Objective — Leave out the pictures and repeat everything else in the records exactly.

(Figure record listings)
++++++

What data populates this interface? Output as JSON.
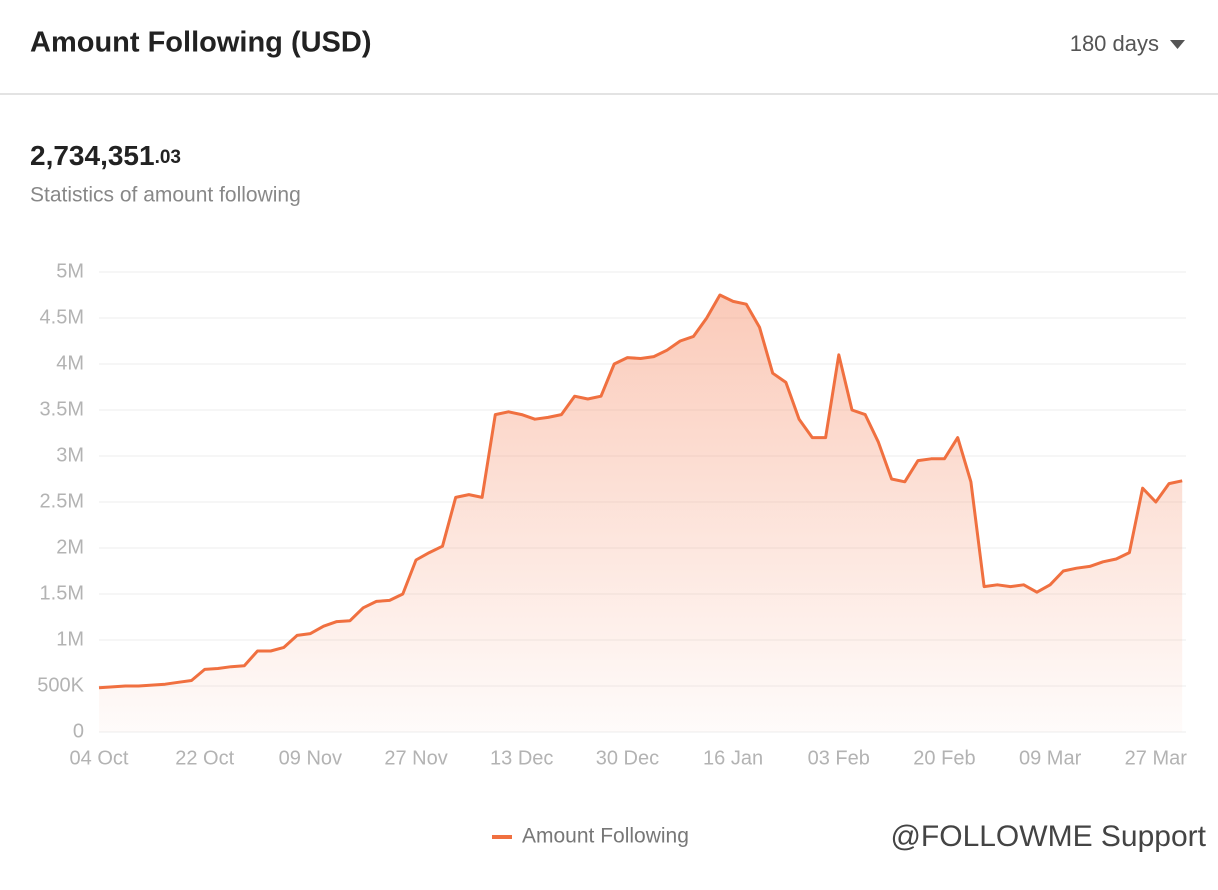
{
  "header": {
    "title": "Amount Following (USD)",
    "period": "180 days"
  },
  "summary": {
    "total": "2,734,351",
    "total_decimals": ".03",
    "caption": "Statistics of amount following"
  },
  "chart_data": {
    "type": "area",
    "categories": [
      "04 Oct",
      null,
      null,
      null,
      null,
      null,
      null,
      null,
      "22 Oct",
      null,
      null,
      null,
      null,
      null,
      null,
      null,
      "09 Nov",
      null,
      null,
      null,
      null,
      null,
      null,
      null,
      "27 Nov",
      null,
      null,
      null,
      null,
      null,
      null,
      null,
      "13 Dec",
      null,
      null,
      null,
      null,
      null,
      null,
      null,
      "30 Dec",
      null,
      null,
      null,
      null,
      null,
      null,
      null,
      "16 Jan",
      null,
      null,
      null,
      null,
      null,
      null,
      null,
      "03 Feb",
      null,
      null,
      null,
      null,
      null,
      null,
      null,
      "20 Feb",
      null,
      null,
      null,
      null,
      null,
      null,
      null,
      "09 Mar",
      null,
      null,
      null,
      null,
      null,
      null,
      null,
      "27 Mar",
      null,
      null
    ],
    "series": [
      {
        "name": "Amount Following",
        "color": "#f07040",
        "values": [
          480000,
          490000,
          500000,
          500000,
          510000,
          520000,
          540000,
          560000,
          680000,
          690000,
          710000,
          720000,
          880000,
          880000,
          920000,
          1050000,
          1070000,
          1150000,
          1200000,
          1210000,
          1350000,
          1420000,
          1430000,
          1500000,
          1870000,
          1950000,
          2020000,
          2550000,
          2580000,
          2550000,
          3450000,
          3480000,
          3450000,
          3400000,
          3420000,
          3450000,
          3650000,
          3620000,
          3650000,
          4000000,
          4070000,
          4060000,
          4080000,
          4150000,
          4250000,
          4300000,
          4500000,
          4750000,
          4680000,
          4650000,
          4400000,
          3900000,
          3800000,
          3400000,
          3200000,
          3200000,
          4100000,
          3500000,
          3450000,
          3150000,
          2750000,
          2720000,
          2950000,
          2970000,
          2970000,
          3200000,
          2720000,
          1580000,
          1600000,
          1580000,
          1600000,
          1520000,
          1600000,
          1750000,
          1780000,
          1800000,
          1850000,
          1880000,
          1950000,
          2650000,
          2500000,
          2700000,
          2730000
        ]
      }
    ],
    "ylim": [
      0,
      5000000
    ],
    "yticks": [
      {
        "value": 0,
        "label": "0"
      },
      {
        "value": 500000,
        "label": "500K"
      },
      {
        "value": 1000000,
        "label": "1M"
      },
      {
        "value": 1500000,
        "label": "1.5M"
      },
      {
        "value": 2000000,
        "label": "2M"
      },
      {
        "value": 2500000,
        "label": "2.5M"
      },
      {
        "value": 3000000,
        "label": "3M"
      },
      {
        "value": 3500000,
        "label": "3.5M"
      },
      {
        "value": 4000000,
        "label": "4M"
      },
      {
        "value": 4500000,
        "label": "4.5M"
      },
      {
        "value": 5000000,
        "label": "5M"
      }
    ],
    "grid": true,
    "legend": "bottom"
  },
  "watermark": "@FOLLOWME Support"
}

++++++

Result of this task —
What data populates this interface? Output as JSON.
{
  "header": {
    "title": "Amount Following (USD)",
    "period": "180 days"
  },
  "summary": {
    "total": "2,734,351",
    "total_decimals": ".03",
    "caption": "Statistics of amount following"
  },
  "chart_data": {
    "type": "area",
    "categories": [
      "04 Oct",
      null,
      null,
      null,
      null,
      null,
      null,
      null,
      "22 Oct",
      null,
      null,
      null,
      null,
      null,
      null,
      null,
      "09 Nov",
      null,
      null,
      null,
      null,
      null,
      null,
      null,
      "27 Nov",
      null,
      null,
      null,
      null,
      null,
      null,
      null,
      "13 Dec",
      null,
      null,
      null,
      null,
      null,
      null,
      null,
      "30 Dec",
      null,
      null,
      null,
      null,
      null,
      null,
      null,
      "16 Jan",
      null,
      null,
      null,
      null,
      null,
      null,
      null,
      "03 Feb",
      null,
      null,
      null,
      null,
      null,
      null,
      null,
      "20 Feb",
      null,
      null,
      null,
      null,
      null,
      null,
      null,
      "09 Mar",
      null,
      null,
      null,
      null,
      null,
      null,
      null,
      "27 Mar",
      null,
      null
    ],
    "series": [
      {
        "name": "Amount Following",
        "color": "#f07040",
        "values": [
          480000,
          490000,
          500000,
          500000,
          510000,
          520000,
          540000,
          560000,
          680000,
          690000,
          710000,
          720000,
          880000,
          880000,
          920000,
          1050000,
          1070000,
          1150000,
          1200000,
          1210000,
          1350000,
          1420000,
          1430000,
          1500000,
          1870000,
          1950000,
          2020000,
          2550000,
          2580000,
          2550000,
          3450000,
          3480000,
          3450000,
          3400000,
          3420000,
          3450000,
          3650000,
          3620000,
          3650000,
          4000000,
          4070000,
          4060000,
          4080000,
          4150000,
          4250000,
          4300000,
          4500000,
          4750000,
          4680000,
          4650000,
          4400000,
          3900000,
          3800000,
          3400000,
          3200000,
          3200000,
          4100000,
          3500000,
          3450000,
          3150000,
          2750000,
          2720000,
          2950000,
          2970000,
          2970000,
          3200000,
          2720000,
          1580000,
          1600000,
          1580000,
          1600000,
          1520000,
          1600000,
          1750000,
          1780000,
          1800000,
          1850000,
          1880000,
          1950000,
          2650000,
          2500000,
          2700000,
          2730000
        ]
      }
    ],
    "ylim": [
      0,
      5000000
    ],
    "yticks": [
      {
        "value": 0,
        "label": "0"
      },
      {
        "value": 500000,
        "label": "500K"
      },
      {
        "value": 1000000,
        "label": "1M"
      },
      {
        "value": 1500000,
        "label": "1.5M"
      },
      {
        "value": 2000000,
        "label": "2M"
      },
      {
        "value": 2500000,
        "label": "2.5M"
      },
      {
        "value": 3000000,
        "label": "3M"
      },
      {
        "value": 3500000,
        "label": "3.5M"
      },
      {
        "value": 4000000,
        "label": "4M"
      },
      {
        "value": 4500000,
        "label": "4.5M"
      },
      {
        "value": 5000000,
        "label": "5M"
      }
    ],
    "grid": true,
    "legend": "bottom"
  },
  "watermark": "@FOLLOWME Support"
}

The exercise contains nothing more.